WHAT YOU SHOULD DO =
Copy exactly, and only, the lines from the one with "Output the text content of this document." to the end of the listing; omit pictures.

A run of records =

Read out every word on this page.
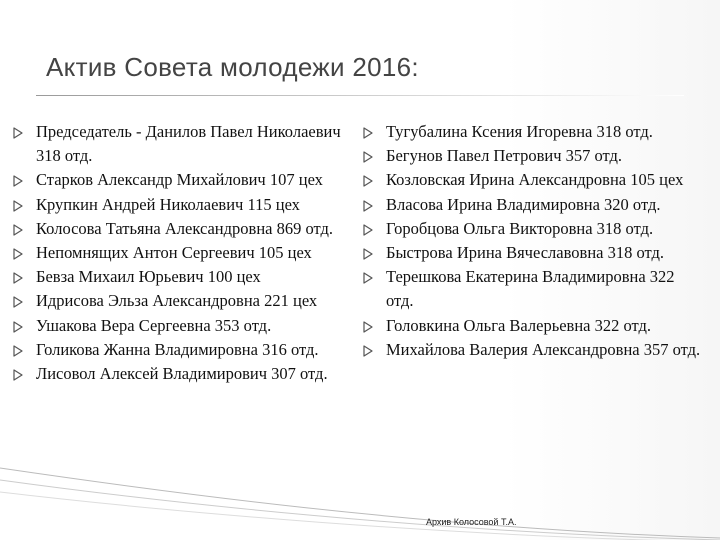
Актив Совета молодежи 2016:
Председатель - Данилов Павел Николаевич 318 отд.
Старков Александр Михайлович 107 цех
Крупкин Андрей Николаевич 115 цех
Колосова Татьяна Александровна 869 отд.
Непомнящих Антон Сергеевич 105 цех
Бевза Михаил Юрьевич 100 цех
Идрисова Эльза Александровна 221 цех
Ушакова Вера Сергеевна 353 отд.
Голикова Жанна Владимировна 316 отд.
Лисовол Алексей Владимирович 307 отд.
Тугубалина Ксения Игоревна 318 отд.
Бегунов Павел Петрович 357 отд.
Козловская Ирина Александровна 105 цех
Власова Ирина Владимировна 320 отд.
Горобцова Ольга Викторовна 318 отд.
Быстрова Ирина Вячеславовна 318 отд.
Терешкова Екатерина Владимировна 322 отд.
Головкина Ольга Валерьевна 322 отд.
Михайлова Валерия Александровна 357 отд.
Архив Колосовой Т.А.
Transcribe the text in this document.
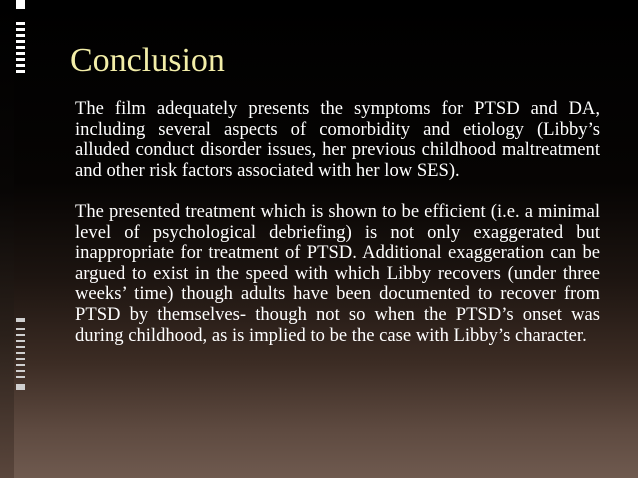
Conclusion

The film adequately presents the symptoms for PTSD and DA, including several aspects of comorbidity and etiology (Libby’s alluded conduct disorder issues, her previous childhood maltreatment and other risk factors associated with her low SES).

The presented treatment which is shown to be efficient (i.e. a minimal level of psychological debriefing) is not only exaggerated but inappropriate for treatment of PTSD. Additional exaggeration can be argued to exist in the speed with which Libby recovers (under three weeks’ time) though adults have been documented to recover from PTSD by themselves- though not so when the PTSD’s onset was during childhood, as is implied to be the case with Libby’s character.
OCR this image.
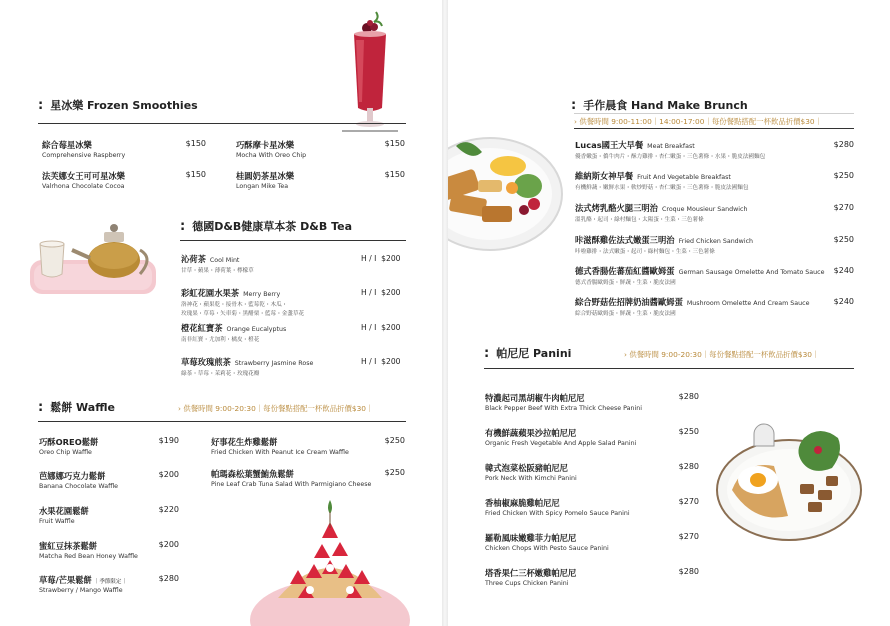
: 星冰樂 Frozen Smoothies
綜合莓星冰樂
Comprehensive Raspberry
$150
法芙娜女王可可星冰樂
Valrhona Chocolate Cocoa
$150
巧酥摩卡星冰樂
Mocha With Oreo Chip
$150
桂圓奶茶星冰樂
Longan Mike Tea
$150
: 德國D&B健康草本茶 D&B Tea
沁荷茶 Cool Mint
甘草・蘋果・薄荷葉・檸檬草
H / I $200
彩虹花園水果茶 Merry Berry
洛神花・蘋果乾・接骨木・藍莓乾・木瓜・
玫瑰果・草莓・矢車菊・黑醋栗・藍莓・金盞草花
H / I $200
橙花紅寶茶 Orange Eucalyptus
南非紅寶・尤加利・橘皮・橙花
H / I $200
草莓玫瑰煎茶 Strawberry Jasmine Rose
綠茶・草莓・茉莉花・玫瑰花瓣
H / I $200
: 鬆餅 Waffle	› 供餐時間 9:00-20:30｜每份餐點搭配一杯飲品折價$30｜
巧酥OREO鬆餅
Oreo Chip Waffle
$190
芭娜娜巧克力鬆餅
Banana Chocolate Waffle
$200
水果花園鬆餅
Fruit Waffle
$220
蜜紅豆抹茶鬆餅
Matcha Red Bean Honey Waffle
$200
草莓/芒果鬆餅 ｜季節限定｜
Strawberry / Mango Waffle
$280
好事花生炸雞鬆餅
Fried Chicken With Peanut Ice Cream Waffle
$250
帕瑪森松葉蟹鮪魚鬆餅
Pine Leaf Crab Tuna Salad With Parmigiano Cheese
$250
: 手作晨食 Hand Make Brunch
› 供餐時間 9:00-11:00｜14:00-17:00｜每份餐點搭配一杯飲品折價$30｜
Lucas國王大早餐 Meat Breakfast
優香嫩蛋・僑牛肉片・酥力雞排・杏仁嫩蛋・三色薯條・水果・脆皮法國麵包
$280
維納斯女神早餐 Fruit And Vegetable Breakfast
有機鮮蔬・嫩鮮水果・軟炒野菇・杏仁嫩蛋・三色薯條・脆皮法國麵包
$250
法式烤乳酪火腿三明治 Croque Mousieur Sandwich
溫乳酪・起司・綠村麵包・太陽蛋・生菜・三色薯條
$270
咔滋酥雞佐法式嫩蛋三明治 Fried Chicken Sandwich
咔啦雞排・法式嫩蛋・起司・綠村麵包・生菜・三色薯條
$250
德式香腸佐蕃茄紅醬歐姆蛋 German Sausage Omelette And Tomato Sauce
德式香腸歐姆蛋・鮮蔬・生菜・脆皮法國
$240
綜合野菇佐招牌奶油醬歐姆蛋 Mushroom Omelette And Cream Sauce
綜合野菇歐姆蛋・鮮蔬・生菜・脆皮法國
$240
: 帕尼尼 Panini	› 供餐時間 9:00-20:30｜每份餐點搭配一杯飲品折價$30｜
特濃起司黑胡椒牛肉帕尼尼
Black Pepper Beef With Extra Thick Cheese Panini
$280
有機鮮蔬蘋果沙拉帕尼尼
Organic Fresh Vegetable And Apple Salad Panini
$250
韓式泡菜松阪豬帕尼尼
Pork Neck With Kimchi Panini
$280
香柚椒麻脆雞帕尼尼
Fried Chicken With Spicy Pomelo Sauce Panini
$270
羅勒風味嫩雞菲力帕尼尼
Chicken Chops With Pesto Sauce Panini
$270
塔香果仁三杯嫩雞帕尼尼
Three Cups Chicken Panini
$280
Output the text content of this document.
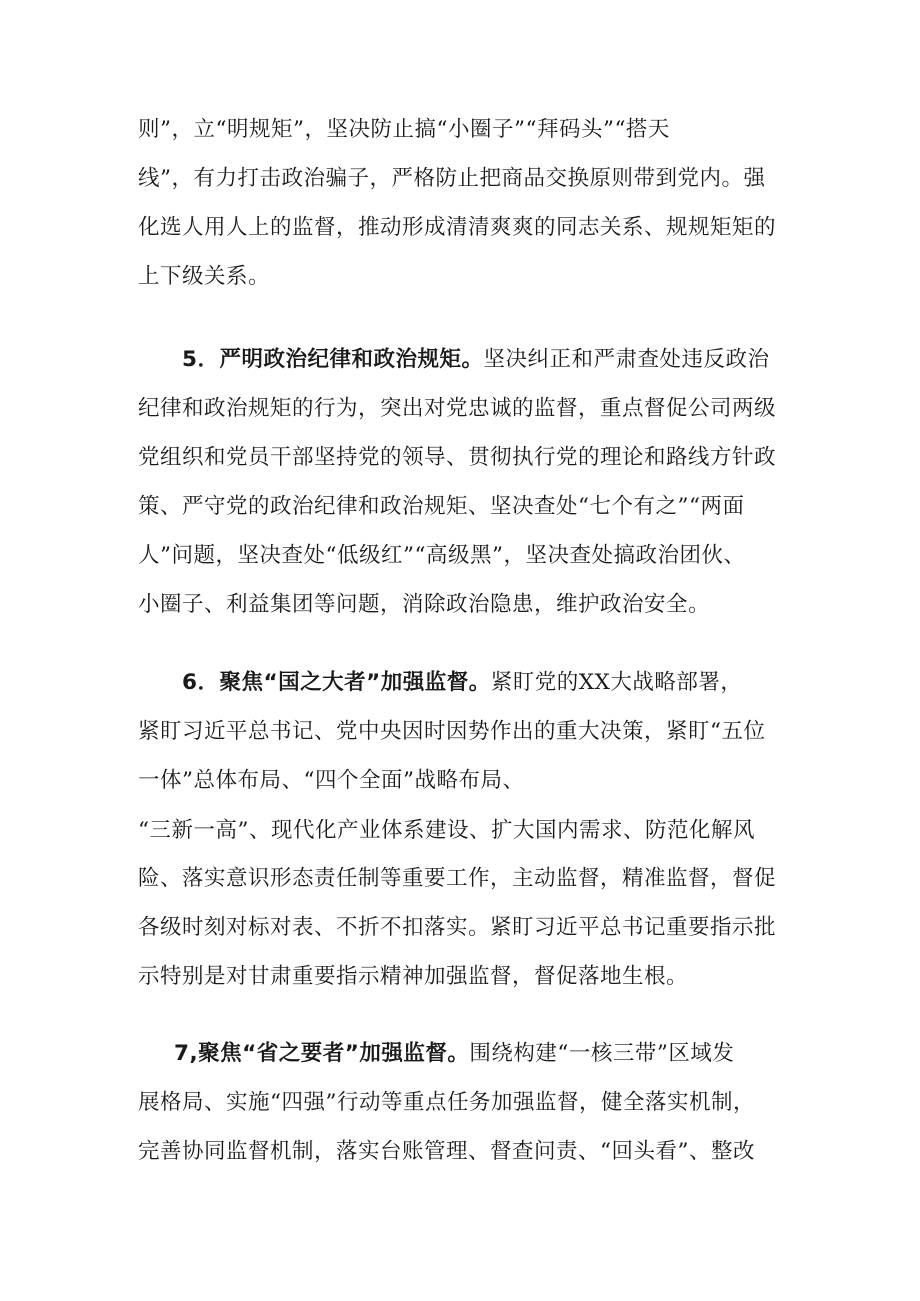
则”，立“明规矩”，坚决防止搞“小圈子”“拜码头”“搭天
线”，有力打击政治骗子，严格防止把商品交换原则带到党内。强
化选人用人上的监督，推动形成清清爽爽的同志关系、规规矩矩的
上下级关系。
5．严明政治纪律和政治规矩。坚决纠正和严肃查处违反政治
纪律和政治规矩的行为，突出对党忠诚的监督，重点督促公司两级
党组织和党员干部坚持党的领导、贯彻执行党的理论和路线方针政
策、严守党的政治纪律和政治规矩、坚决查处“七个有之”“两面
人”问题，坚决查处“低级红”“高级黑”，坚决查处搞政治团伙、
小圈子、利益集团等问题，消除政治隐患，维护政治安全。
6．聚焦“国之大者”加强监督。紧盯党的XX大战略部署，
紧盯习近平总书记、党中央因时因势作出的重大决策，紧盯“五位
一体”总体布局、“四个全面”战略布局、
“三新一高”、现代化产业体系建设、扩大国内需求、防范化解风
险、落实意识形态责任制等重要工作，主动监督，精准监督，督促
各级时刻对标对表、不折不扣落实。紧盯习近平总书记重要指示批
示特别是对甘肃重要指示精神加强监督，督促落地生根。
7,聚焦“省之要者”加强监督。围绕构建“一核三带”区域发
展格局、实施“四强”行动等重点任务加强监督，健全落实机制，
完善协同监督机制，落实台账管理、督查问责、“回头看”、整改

OUTPUT =
Output the text content of this document.
则”，立“明规矩”，坚决防止搞“小圈子”“拜码头”“搭天
线”，有力打击政治骗子，严格防止把商品交换原则带到党内。强
化选人用人上的监督，推动形成清清爽爽的同志关系、规规矩矩的
上下级关系。
5．严明政治纪律和政治规矩。坚决纠正和严肃查处违反政治
纪律和政治规矩的行为，突出对党忠诚的监督，重点督促公司两级
党组织和党员干部坚持党的领导、贯彻执行党的理论和路线方针政
策、严守党的政治纪律和政治规矩、坚决查处“七个有之”“两面
人”问题，坚决查处“低级红”“高级黑”，坚决查处搞政治团伙、
小圈子、利益集团等问题，消除政治隐患，维护政治安全。
6．聚焦“国之大者”加强监督。紧盯党的XX大战略部署，
紧盯习近平总书记、党中央因时因势作出的重大决策，紧盯“五位
一体”总体布局、“四个全面”战略布局、
“三新一高”、现代化产业体系建设、扩大国内需求、防范化解风
险、落实意识形态责任制等重要工作，主动监督，精准监督，督促
各级时刻对标对表、不折不扣落实。紧盯习近平总书记重要指示批
示特别是对甘肃重要指示精神加强监督，督促落地生根。
7,聚焦“省之要者”加强监督。围绕构建“一核三带”区域发
展格局、实施“四强”行动等重点任务加强监督，健全落实机制，
完善协同监督机制，落实台账管理、督查问责、“回头看”、整改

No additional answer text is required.